PROBLEM TO WORK ON: Rewrite the records below, swapping every "bbox" for "bounding box" and changing nothing else. Leave the pictures out of your answer.
______________________________
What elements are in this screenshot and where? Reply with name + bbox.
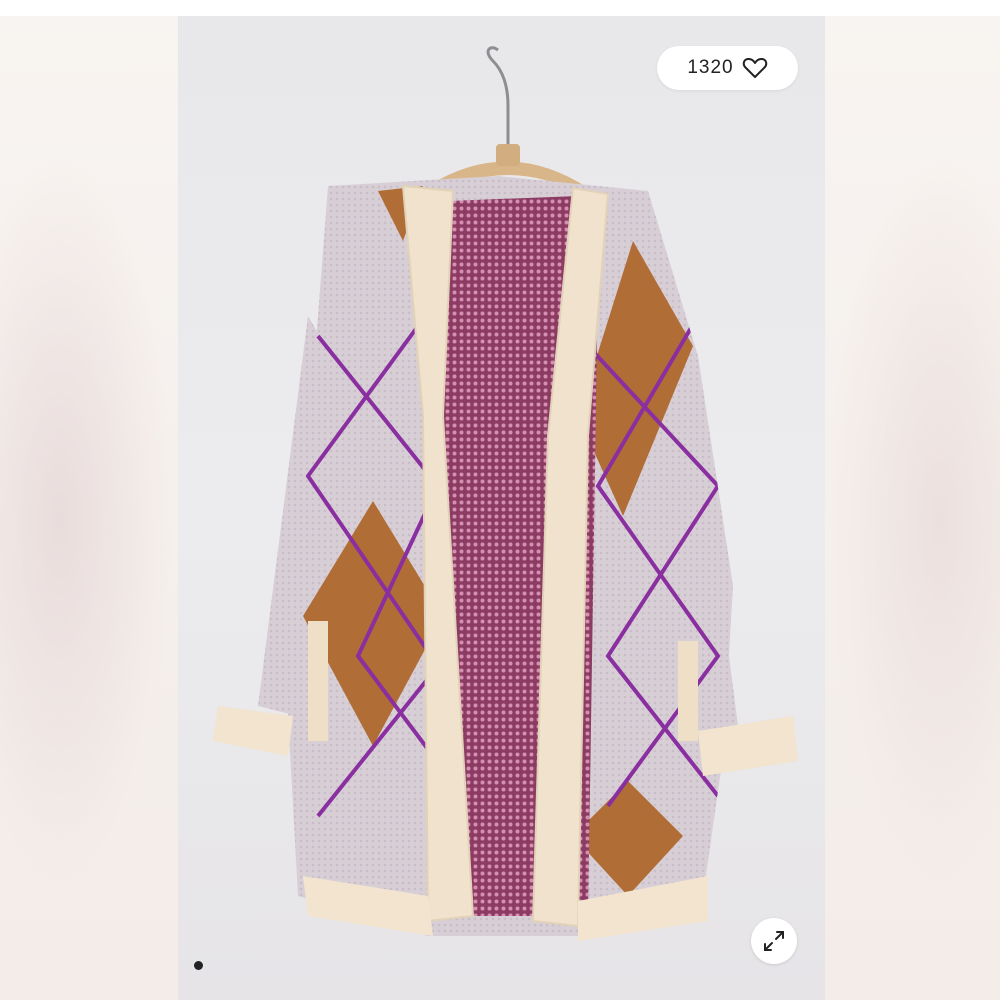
cardigan-illustration xyxy=(213,46,798,941)
hanger xyxy=(428,46,588,196)
like-button[interactable]: 1320 xyxy=(657,46,798,90)
like-count: 1320 xyxy=(687,57,734,78)
expand-image-button[interactable] xyxy=(751,918,797,964)
product-photo[interactable] xyxy=(178,16,825,1000)
left-pocket xyxy=(308,621,328,741)
heart-outline-icon xyxy=(742,56,768,80)
right-pocket xyxy=(678,641,698,741)
left-cuff xyxy=(213,706,293,756)
carousel-dot-active[interactable] xyxy=(194,961,203,970)
top-header-strip xyxy=(0,0,1000,16)
expand-arrows-icon xyxy=(761,928,787,954)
______________________________
RESPONSE:
What elements are in this screenshot and where? Reply with name + bounding box.
cardigan-illustration xyxy=(213,46,798,941)
hanger xyxy=(428,46,588,196)
like-button[interactable]: 1320 xyxy=(657,46,798,90)
like-count: 1320 xyxy=(687,57,734,78)
expand-image-button[interactable] xyxy=(751,918,797,964)
product-photo[interactable] xyxy=(178,16,825,1000)
left-pocket xyxy=(308,621,328,741)
heart-outline-icon xyxy=(742,56,768,80)
right-pocket xyxy=(678,641,698,741)
left-cuff xyxy=(213,706,293,756)
carousel-dot-active[interactable] xyxy=(194,961,203,970)
top-header-strip xyxy=(0,0,1000,16)
expand-arrows-icon xyxy=(761,928,787,954)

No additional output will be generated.